Goal
Assemble all lines in which the string "page" appears.

Information provided
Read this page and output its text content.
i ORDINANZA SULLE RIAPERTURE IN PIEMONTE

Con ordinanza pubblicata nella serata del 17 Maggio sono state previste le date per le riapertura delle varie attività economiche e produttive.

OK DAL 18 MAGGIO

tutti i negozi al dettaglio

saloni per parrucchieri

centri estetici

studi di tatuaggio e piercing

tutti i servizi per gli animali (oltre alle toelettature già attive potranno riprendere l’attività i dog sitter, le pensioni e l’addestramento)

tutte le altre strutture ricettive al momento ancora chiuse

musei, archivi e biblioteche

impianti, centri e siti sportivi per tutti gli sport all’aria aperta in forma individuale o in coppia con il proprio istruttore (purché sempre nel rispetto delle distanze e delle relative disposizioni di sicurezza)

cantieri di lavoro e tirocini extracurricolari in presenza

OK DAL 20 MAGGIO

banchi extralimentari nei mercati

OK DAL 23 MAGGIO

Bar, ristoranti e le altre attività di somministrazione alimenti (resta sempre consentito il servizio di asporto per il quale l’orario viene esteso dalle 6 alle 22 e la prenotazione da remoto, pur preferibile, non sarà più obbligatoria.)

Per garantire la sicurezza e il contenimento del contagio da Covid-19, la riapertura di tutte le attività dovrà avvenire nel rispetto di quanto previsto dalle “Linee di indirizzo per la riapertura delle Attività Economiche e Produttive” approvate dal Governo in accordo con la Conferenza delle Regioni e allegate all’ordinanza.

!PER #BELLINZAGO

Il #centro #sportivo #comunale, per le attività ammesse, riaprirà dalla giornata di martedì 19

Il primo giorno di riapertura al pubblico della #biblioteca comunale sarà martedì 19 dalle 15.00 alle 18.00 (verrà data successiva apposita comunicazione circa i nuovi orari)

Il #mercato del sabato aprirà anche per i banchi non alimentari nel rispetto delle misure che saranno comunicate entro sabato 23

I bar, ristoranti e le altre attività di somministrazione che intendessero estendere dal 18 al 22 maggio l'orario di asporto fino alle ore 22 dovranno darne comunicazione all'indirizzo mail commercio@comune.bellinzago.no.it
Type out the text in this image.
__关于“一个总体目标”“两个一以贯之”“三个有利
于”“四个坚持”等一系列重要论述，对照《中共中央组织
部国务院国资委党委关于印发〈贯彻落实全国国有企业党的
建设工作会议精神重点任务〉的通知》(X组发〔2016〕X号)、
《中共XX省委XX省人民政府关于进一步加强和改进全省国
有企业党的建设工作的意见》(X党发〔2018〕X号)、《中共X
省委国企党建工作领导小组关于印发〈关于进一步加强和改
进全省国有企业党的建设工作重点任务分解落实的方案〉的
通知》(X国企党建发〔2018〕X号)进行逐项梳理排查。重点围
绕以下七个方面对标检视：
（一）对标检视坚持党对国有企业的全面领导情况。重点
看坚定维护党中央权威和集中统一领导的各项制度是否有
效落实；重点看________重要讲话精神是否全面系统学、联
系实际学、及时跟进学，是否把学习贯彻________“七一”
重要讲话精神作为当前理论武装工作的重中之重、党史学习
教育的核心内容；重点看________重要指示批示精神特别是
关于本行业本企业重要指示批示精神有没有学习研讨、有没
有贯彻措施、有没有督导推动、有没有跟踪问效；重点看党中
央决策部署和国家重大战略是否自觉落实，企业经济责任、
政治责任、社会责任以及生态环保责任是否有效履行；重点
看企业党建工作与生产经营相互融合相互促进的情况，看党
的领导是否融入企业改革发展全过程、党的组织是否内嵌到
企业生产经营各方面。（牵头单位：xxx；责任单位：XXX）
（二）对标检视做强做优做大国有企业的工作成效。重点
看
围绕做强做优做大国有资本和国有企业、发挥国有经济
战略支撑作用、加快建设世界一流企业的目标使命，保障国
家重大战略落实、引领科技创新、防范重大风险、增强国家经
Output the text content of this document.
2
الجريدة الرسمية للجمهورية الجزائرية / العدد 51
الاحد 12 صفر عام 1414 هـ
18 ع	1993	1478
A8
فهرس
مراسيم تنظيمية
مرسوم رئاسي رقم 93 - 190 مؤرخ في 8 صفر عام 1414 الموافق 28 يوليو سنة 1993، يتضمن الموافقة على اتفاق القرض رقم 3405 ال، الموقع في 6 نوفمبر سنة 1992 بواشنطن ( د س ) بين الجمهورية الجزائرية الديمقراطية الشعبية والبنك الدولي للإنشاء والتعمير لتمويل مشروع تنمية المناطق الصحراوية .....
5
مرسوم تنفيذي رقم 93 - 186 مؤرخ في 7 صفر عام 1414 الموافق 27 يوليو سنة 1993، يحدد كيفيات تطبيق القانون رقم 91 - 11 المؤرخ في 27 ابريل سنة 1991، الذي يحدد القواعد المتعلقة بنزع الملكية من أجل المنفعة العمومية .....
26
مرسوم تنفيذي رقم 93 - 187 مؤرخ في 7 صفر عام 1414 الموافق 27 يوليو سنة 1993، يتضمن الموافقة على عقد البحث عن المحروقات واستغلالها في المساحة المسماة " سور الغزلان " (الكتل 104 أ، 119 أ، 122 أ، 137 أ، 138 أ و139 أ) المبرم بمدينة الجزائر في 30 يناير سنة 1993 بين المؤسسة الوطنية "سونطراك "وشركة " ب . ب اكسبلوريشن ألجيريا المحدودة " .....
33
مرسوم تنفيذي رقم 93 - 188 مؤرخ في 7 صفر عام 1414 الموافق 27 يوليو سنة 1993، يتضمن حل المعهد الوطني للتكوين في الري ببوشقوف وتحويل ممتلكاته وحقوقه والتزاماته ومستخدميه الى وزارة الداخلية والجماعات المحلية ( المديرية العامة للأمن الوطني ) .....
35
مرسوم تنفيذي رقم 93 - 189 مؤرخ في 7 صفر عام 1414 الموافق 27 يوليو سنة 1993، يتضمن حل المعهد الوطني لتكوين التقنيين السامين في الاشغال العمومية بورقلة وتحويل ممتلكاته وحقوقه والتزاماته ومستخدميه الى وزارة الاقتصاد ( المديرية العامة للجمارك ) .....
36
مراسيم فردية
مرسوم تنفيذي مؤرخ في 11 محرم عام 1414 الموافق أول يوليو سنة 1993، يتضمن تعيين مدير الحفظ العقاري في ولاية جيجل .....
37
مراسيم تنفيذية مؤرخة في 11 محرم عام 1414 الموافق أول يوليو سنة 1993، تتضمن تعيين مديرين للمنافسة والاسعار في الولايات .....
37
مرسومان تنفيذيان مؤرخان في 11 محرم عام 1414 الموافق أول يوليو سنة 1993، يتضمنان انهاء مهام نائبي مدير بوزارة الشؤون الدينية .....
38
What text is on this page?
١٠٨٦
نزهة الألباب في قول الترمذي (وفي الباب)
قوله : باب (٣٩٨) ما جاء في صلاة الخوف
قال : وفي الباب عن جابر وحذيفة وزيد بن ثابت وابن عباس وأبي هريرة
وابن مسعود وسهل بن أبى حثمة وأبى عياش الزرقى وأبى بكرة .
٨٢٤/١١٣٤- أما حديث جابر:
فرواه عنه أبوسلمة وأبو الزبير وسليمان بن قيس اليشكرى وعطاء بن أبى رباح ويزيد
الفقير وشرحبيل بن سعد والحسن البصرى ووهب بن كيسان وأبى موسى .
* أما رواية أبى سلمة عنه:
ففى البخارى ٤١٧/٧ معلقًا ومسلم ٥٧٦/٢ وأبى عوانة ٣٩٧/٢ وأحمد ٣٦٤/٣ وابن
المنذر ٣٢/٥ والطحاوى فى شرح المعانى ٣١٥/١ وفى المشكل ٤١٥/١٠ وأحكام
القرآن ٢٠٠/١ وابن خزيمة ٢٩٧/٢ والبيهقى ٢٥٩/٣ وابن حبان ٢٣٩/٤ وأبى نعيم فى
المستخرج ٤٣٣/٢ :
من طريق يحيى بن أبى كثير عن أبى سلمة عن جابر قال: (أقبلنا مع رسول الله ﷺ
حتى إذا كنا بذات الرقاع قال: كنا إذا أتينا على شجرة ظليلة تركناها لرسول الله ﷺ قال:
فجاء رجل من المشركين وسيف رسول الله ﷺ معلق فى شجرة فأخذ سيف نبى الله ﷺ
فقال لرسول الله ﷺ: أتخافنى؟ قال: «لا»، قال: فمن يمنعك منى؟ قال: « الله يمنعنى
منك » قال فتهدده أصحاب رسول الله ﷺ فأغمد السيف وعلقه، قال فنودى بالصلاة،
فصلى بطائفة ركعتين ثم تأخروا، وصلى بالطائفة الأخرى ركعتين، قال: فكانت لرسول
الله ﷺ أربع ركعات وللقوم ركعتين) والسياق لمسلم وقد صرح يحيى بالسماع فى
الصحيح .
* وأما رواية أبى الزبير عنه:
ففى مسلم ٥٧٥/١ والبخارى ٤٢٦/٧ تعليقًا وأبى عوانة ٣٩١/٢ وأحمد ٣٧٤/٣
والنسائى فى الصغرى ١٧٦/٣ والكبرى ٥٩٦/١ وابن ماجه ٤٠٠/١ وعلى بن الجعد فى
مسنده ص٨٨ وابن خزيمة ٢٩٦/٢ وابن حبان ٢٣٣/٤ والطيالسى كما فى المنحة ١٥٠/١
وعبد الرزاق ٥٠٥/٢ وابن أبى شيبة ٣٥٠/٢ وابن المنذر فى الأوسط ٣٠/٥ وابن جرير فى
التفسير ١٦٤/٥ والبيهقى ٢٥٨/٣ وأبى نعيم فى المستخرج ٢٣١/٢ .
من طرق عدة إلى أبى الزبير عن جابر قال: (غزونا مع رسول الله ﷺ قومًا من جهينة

Completed exercise
Read this page and output its text content.
What text is on this page?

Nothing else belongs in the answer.